Short task: List each line of the records below that contains the string "acceleration", copying every such line in full. Case matters, so count only matches with the same capitalization.

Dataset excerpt

::::

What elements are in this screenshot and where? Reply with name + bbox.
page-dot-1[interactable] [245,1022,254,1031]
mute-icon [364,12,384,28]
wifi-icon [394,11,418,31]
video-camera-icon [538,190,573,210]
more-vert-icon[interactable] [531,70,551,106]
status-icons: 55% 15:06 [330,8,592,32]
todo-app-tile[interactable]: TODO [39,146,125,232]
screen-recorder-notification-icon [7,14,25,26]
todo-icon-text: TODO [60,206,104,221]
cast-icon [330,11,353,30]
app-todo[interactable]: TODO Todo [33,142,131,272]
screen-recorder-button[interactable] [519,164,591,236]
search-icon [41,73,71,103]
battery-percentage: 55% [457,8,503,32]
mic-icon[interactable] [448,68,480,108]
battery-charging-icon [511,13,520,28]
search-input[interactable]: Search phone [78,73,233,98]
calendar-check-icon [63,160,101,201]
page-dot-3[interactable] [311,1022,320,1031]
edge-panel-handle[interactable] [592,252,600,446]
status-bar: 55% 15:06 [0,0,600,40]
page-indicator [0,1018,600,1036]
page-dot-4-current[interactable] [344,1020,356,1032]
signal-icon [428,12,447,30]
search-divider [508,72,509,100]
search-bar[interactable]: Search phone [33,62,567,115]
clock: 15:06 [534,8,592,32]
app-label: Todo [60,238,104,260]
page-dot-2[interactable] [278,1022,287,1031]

::::

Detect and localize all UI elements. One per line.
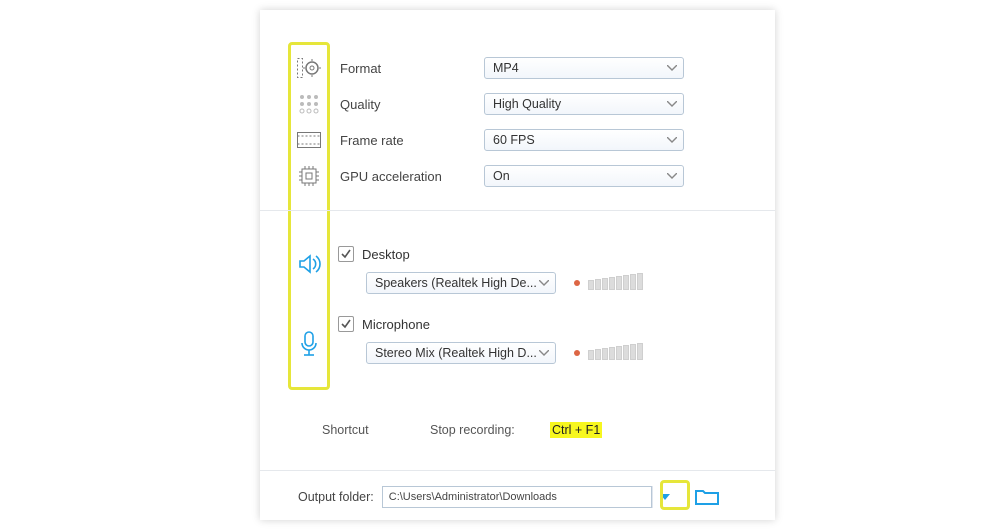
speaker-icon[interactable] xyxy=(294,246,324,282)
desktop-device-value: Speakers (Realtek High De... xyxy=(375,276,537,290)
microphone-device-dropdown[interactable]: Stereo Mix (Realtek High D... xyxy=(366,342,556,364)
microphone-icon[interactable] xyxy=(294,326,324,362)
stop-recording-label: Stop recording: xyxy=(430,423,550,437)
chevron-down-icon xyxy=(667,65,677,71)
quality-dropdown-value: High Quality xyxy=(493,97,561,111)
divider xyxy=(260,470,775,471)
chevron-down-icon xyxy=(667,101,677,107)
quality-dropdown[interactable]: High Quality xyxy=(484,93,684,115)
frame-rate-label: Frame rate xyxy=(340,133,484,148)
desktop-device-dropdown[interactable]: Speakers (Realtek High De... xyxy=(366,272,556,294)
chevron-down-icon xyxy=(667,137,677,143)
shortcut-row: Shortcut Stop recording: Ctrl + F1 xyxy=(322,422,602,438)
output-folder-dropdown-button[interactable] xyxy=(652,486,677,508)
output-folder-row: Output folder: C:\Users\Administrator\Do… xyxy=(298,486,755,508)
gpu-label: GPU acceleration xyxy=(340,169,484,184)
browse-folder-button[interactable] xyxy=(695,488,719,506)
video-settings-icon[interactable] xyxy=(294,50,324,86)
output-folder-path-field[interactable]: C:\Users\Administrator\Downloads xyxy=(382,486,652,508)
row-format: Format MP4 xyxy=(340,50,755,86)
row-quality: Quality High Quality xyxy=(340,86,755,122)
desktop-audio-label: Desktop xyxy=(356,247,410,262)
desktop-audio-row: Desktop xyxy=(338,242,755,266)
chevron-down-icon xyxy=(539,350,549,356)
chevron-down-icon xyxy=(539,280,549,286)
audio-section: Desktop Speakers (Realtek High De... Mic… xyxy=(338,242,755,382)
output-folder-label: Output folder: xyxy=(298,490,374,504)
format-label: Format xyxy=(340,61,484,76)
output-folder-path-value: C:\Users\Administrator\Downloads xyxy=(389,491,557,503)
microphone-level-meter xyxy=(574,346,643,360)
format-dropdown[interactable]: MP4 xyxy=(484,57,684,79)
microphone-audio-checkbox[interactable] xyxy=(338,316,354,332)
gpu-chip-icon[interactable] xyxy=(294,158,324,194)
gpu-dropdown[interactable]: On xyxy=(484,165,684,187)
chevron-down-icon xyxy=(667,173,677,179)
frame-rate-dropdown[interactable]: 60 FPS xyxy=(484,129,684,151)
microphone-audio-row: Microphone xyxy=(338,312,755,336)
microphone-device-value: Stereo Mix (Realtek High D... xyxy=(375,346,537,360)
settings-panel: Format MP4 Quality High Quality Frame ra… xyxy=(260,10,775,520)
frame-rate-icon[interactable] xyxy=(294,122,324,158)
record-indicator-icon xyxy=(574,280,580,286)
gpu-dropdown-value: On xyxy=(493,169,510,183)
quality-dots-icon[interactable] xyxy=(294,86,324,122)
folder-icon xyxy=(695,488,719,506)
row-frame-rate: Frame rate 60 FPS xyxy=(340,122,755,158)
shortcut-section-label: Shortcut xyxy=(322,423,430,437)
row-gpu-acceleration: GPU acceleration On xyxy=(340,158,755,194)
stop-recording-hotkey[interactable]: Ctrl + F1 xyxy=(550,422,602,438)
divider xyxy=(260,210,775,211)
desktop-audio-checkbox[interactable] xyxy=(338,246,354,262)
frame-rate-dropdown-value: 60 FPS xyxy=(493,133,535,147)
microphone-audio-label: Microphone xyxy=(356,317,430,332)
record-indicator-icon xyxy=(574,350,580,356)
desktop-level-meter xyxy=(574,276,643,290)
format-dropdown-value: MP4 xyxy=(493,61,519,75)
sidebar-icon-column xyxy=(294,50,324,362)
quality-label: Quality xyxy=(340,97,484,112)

::::

Response below:
gpu-label: GPU acceleration xyxy=(340,169,484,184)
row-gpu-acceleration: GPU acceleration On xyxy=(340,158,755,194)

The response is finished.